■ Requirement ■
Exclude the pictures, then copy all remaining records exactly.

__________________________________________________

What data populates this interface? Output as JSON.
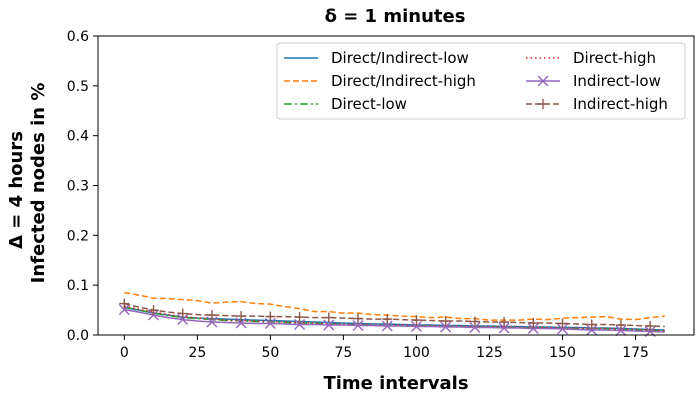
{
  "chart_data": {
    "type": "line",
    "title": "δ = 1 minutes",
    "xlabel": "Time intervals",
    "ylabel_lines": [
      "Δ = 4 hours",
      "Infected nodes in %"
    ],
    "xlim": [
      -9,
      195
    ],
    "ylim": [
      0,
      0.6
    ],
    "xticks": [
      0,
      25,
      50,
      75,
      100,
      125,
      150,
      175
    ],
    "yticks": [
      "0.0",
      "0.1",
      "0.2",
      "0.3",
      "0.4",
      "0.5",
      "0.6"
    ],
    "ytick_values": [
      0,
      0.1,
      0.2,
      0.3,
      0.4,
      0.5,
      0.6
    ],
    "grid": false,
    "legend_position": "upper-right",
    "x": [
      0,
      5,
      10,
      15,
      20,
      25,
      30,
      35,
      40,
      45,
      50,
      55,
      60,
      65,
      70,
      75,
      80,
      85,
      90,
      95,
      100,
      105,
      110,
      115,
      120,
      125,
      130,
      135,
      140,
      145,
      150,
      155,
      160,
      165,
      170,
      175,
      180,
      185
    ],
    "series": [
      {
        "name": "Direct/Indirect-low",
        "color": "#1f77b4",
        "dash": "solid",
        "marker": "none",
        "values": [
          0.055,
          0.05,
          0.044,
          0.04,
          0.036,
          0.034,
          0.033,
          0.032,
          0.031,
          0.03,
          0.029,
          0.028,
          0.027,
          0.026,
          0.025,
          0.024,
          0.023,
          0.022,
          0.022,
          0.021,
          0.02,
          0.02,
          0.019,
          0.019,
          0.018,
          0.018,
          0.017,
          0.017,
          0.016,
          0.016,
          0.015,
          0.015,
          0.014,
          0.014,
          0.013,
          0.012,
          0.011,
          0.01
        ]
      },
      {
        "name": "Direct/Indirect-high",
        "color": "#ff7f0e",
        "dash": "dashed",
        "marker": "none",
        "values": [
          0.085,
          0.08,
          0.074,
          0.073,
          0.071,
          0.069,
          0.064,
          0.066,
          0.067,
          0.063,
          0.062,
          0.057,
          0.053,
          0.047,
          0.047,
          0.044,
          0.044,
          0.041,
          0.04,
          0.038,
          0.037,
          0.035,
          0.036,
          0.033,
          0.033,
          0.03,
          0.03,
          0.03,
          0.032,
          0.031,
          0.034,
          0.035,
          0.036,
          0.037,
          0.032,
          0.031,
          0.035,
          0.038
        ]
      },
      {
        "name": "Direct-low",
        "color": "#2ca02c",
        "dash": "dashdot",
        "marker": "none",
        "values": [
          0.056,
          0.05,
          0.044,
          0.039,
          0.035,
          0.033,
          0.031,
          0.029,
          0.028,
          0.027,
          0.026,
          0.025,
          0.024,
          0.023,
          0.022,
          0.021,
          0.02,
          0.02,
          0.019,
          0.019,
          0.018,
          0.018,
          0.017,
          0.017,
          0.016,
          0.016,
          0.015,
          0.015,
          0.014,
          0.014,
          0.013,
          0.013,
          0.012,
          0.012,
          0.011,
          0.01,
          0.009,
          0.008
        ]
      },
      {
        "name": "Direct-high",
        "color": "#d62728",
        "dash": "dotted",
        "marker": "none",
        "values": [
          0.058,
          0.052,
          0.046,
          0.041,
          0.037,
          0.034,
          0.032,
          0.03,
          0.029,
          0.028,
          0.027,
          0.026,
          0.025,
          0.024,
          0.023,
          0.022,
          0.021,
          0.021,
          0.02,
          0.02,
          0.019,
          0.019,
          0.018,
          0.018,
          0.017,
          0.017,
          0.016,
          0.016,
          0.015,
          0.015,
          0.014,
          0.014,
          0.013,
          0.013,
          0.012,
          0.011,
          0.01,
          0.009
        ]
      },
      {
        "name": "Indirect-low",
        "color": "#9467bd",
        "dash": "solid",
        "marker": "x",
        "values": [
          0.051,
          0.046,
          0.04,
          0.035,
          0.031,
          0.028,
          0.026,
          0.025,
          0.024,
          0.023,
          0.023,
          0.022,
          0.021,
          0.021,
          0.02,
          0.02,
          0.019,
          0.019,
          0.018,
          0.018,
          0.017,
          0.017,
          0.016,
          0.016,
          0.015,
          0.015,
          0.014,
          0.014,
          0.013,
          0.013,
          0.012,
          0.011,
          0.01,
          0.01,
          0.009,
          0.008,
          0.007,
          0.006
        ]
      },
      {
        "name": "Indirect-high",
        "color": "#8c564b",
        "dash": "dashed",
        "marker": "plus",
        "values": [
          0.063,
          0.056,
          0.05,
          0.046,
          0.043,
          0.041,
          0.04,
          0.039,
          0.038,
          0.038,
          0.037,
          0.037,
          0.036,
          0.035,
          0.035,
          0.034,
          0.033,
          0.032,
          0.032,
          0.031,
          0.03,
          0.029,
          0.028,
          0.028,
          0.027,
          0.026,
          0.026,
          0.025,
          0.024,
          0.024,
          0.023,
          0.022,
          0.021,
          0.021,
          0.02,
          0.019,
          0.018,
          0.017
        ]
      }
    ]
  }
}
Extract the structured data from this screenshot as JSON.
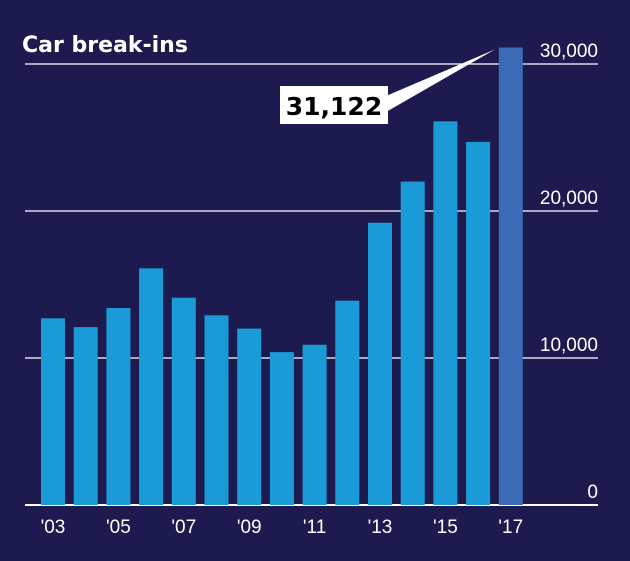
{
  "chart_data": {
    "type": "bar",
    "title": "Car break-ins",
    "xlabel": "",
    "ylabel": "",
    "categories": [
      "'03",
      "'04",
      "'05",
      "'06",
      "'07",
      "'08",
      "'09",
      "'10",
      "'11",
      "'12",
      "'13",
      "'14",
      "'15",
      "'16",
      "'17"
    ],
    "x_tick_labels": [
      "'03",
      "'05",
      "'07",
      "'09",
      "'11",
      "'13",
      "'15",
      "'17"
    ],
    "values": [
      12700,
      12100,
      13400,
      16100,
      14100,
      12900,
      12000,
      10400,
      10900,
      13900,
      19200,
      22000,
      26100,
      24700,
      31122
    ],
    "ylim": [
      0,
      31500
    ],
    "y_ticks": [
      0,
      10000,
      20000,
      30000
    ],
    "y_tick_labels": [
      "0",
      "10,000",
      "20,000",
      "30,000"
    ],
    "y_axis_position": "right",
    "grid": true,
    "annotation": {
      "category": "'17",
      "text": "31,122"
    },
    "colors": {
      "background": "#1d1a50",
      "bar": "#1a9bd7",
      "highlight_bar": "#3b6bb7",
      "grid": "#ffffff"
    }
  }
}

__________________________________________________

■ Exercise answer ■
What data populates this interface? Output as JSON.
{
  "chart_data": {
    "type": "line",
    "title": "δ = 1 minutes",
    "xlabel": "Time intervals",
    "ylabel_lines": [
      "Δ = 4 hours",
      "Infected nodes in %"
    ],
    "xlim": [
      -9,
      195
    ],
    "ylim": [
      0,
      0.6
    ],
    "xticks": [
      0,
      25,
      50,
      75,
      100,
      125,
      150,
      175
    ],
    "yticks": [
      "0.0",
      "0.1",
      "0.2",
      "0.3",
      "0.4",
      "0.5",
      "0.6"
    ],
    "ytick_values": [
      0,
      0.1,
      0.2,
      0.3,
      0.4,
      0.5,
      0.6
    ],
    "grid": false,
    "legend_position": "upper-right",
    "x": [
      0,
      5,
      10,
      15,
      20,
      25,
      30,
      35,
      40,
      45,
      50,
      55,
      60,
      65,
      70,
      75,
      80,
      85,
      90,
      95,
      100,
      105,
      110,
      115,
      120,
      125,
      130,
      135,
      140,
      145,
      150,
      155,
      160,
      165,
      170,
      175,
      180,
      185
    ],
    "series": [
      {
        "name": "Direct/Indirect-low",
        "color": "#1f77b4",
        "dash": "solid",
        "marker": "none",
        "values": [
          0.055,
          0.05,
          0.044,
          0.04,
          0.036,
          0.034,
          0.033,
          0.032,
          0.031,
          0.03,
          0.029,
          0.028,
          0.027,
          0.026,
          0.025,
          0.024,
          0.023,
          0.022,
          0.022,
          0.021,
          0.02,
          0.02,
          0.019,
          0.019,
          0.018,
          0.018,
          0.017,
          0.017,
          0.016,
          0.016,
          0.015,
          0.015,
          0.014,
          0.014,
          0.013,
          0.012,
          0.011,
          0.01
        ]
      },
      {
        "name": "Direct/Indirect-high",
        "color": "#ff7f0e",
        "dash": "dashed",
        "marker": "none",
        "values": [
          0.085,
          0.08,
          0.074,
          0.073,
          0.071,
          0.069,
          0.064,
          0.066,
          0.067,
          0.063,
          0.062,
          0.057,
          0.053,
          0.047,
          0.047,
          0.044,
          0.044,
          0.041,
          0.04,
          0.038,
          0.037,
          0.035,
          0.036,
          0.033,
          0.033,
          0.03,
          0.03,
          0.03,
          0.032,
          0.031,
          0.034,
          0.035,
          0.036,
          0.037,
          0.032,
          0.031,
          0.035,
          0.038
        ]
      },
      {
        "name": "Direct-low",
        "color": "#2ca02c",
        "dash": "dashdot",
        "marker": "none",
        "values": [
          0.056,
          0.05,
          0.044,
          0.039,
          0.035,
          0.033,
          0.031,
          0.029,
          0.028,
          0.027,
          0.026,
          0.025,
          0.024,
          0.023,
          0.022,
          0.021,
          0.02,
          0.02,
          0.019,
          0.019,
          0.018,
          0.018,
          0.017,
          0.017,
          0.016,
          0.016,
          0.015,
          0.015,
          0.014,
          0.014,
          0.013,
          0.013,
          0.012,
          0.012,
          0.011,
          0.01,
          0.009,
          0.008
        ]
      },
      {
        "name": "Direct-high",
        "color": "#d62728",
        "dash": "dotted",
        "marker": "none",
        "values": [
          0.058,
          0.052,
          0.046,
          0.041,
          0.037,
          0.034,
          0.032,
          0.03,
          0.029,
          0.028,
          0.027,
          0.026,
          0.025,
          0.024,
          0.023,
          0.022,
          0.021,
          0.021,
          0.02,
          0.02,
          0.019,
          0.019,
          0.018,
          0.018,
          0.017,
          0.017,
          0.016,
          0.016,
          0.015,
          0.015,
          0.014,
          0.014,
          0.013,
          0.013,
          0.012,
          0.011,
          0.01,
          0.009
        ]
      },
      {
        "name": "Indirect-low",
        "color": "#9467bd",
        "dash": "solid",
        "marker": "x",
        "values": [
          0.051,
          0.046,
          0.04,
          0.035,
          0.031,
          0.028,
          0.026,
          0.025,
          0.024,
          0.023,
          0.023,
          0.022,
          0.021,
          0.021,
          0.02,
          0.02,
          0.019,
          0.019,
          0.018,
          0.018,
          0.017,
          0.017,
          0.016,
          0.016,
          0.015,
          0.015,
          0.014,
          0.014,
          0.013,
          0.013,
          0.012,
          0.011,
          0.01,
          0.01,
          0.009,
          0.008,
          0.007,
          0.006
        ]
      },
      {
        "name": "Indirect-high",
        "color": "#8c564b",
        "dash": "dashed",
        "marker": "plus",
        "values": [
          0.063,
          0.056,
          0.05,
          0.046,
          0.043,
          0.041,
          0.04,
          0.039,
          0.038,
          0.038,
          0.037,
          0.037,
          0.036,
          0.035,
          0.035,
          0.034,
          0.033,
          0.032,
          0.032,
          0.031,
          0.03,
          0.029,
          0.028,
          0.028,
          0.027,
          0.026,
          0.026,
          0.025,
          0.024,
          0.024,
          0.023,
          0.022,
          0.021,
          0.021,
          0.02,
          0.019,
          0.018,
          0.017
        ]
      }
    ]
  }
}
Extract the structured data from this screenshot as JSON.
{
  "chart_data": {
    "type": "bar",
    "title": "Car break-ins",
    "xlabel": "",
    "ylabel": "",
    "categories": [
      "'03",
      "'04",
      "'05",
      "'06",
      "'07",
      "'08",
      "'09",
      "'10",
      "'11",
      "'12",
      "'13",
      "'14",
      "'15",
      "'16",
      "'17"
    ],
    "x_tick_labels": [
      "'03",
      "'05",
      "'07",
      "'09",
      "'11",
      "'13",
      "'15",
      "'17"
    ],
    "values": [
      12700,
      12100,
      13400,
      16100,
      14100,
      12900,
      12000,
      10400,
      10900,
      13900,
      19200,
      22000,
      26100,
      24700,
      31122
    ],
    "ylim": [
      0,
      31500
    ],
    "y_ticks": [
      0,
      10000,
      20000,
      30000
    ],
    "y_tick_labels": [
      "0",
      "10,000",
      "20,000",
      "30,000"
    ],
    "y_axis_position": "right",
    "grid": true,
    "annotation": {
      "category": "'17",
      "text": "31,122"
    },
    "colors": {
      "background": "#1d1a50",
      "bar": "#1a9bd7",
      "highlight_bar": "#3b6bb7",
      "grid": "#ffffff"
    }
  }
}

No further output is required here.